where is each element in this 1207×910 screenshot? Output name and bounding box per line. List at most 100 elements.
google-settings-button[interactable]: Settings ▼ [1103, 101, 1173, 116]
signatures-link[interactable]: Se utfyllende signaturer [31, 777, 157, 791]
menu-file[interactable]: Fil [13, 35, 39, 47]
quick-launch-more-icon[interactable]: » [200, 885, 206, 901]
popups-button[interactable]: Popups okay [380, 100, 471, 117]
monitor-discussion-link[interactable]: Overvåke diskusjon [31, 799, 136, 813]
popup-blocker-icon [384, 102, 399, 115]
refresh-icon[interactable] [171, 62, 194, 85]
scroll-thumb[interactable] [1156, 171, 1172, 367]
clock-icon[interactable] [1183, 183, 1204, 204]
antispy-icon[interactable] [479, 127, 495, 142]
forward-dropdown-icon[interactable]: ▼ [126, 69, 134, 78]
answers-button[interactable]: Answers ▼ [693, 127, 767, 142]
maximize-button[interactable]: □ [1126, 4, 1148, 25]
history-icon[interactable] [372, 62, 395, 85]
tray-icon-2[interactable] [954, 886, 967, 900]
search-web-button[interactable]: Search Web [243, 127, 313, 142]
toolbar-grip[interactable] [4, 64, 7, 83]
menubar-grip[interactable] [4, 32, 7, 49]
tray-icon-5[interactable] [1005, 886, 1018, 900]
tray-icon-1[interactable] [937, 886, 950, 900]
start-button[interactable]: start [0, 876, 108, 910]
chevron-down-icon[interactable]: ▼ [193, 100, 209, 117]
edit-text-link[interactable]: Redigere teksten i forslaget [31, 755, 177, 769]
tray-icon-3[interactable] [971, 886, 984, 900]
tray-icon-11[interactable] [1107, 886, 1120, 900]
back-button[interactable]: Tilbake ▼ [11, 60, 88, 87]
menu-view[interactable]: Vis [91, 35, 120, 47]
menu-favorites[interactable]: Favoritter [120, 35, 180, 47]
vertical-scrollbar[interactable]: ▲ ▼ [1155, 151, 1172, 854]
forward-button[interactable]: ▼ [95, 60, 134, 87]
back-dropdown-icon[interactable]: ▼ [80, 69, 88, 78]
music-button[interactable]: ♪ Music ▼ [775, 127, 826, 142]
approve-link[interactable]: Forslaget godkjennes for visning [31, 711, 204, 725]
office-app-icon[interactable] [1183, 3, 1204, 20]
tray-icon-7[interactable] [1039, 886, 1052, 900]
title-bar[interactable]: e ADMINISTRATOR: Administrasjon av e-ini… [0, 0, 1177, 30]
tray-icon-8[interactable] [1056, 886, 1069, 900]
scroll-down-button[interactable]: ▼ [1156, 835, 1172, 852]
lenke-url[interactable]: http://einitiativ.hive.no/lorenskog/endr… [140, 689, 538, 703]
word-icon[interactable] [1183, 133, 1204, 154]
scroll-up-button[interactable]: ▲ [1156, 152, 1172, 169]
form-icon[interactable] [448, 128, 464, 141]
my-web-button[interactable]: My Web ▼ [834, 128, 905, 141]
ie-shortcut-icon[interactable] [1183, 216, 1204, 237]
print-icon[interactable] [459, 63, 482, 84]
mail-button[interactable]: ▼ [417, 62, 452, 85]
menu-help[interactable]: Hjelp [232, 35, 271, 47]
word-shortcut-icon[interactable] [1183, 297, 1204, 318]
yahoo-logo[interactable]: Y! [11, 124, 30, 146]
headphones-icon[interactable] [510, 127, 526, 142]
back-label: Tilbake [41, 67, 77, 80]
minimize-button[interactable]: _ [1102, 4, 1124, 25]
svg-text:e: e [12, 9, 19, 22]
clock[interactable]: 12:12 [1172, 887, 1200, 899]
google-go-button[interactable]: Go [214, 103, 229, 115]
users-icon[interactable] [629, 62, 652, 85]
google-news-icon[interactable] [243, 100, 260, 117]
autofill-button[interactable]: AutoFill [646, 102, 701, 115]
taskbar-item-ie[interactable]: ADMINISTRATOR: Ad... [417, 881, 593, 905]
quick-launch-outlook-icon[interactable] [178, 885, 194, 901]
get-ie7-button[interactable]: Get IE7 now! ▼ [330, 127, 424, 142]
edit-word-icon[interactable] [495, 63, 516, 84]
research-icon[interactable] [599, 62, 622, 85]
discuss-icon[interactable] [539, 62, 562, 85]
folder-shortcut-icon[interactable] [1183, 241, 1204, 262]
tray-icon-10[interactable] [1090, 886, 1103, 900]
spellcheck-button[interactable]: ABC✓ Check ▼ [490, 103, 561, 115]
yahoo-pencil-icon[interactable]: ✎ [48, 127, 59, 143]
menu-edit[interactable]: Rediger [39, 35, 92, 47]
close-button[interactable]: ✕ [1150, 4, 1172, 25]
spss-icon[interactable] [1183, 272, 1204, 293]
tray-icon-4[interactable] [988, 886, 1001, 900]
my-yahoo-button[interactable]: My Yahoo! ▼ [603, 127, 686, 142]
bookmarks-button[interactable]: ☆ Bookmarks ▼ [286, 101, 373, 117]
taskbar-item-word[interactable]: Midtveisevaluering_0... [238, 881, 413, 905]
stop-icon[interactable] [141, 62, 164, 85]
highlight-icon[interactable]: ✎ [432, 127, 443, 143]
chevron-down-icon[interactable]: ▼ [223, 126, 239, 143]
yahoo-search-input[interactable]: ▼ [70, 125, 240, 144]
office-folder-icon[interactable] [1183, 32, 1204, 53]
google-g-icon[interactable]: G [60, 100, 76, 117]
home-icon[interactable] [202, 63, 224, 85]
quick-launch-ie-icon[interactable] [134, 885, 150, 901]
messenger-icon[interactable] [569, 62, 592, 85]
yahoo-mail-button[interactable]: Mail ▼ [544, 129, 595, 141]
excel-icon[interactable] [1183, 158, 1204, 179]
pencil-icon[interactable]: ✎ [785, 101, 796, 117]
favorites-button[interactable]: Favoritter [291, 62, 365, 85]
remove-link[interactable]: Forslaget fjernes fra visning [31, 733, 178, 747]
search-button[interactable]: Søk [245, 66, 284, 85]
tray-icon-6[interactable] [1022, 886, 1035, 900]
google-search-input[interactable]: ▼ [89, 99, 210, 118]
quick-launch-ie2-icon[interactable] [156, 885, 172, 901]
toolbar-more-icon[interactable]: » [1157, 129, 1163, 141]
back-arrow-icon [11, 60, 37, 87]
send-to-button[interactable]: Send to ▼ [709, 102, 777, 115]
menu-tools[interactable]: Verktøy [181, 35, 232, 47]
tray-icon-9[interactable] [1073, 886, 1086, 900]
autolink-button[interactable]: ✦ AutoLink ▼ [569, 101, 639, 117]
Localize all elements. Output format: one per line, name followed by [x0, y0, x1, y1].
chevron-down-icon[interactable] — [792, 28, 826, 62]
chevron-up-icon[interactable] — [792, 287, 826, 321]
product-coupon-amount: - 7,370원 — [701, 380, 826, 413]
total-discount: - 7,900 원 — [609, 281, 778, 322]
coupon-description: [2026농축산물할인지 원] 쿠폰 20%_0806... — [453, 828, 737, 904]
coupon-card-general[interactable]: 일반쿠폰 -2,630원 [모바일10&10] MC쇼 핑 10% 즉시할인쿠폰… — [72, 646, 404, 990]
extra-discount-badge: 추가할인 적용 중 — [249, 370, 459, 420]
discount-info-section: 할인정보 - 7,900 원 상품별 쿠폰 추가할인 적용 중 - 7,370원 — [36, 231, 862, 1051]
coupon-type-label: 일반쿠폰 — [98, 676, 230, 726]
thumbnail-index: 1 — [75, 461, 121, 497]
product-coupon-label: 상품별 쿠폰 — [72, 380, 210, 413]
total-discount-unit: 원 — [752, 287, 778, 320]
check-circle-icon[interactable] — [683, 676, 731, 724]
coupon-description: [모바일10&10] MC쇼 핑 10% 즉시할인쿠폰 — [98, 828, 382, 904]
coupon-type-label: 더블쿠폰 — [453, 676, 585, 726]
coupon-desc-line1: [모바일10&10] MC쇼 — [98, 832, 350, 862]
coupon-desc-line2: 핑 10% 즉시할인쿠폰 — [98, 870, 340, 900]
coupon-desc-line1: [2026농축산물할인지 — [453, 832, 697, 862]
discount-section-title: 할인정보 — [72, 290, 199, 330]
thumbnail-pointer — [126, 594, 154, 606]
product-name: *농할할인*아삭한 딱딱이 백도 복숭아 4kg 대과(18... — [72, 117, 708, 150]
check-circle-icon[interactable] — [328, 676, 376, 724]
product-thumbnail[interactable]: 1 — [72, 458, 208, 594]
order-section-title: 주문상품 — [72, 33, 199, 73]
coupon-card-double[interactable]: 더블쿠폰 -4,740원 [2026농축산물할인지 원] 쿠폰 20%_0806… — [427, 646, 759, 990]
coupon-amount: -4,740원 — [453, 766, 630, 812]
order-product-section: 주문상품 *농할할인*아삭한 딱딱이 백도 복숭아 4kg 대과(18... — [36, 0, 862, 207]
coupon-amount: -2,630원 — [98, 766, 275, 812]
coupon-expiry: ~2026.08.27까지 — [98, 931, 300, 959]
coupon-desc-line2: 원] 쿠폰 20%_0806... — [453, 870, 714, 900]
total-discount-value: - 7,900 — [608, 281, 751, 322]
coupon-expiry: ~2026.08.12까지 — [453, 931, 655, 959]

_ _ _ _

* **Task description**:
Update the items from the first line up to and including the line with "signatures-link[interactable]: Se utfyllende", changing "bounding box" to "bounding rectangle" and keeping everything else as it is. Give only those lines.

* **The response**:
where is each element in this 1207×910 screenshot? Output name and bounding rectangle per line. List at most 100 elements.
google-settings-button[interactable]: Settings ▼ [1103, 101, 1173, 116]
signatures-link[interactable]: Se utfyllende signaturer [31, 777, 157, 791]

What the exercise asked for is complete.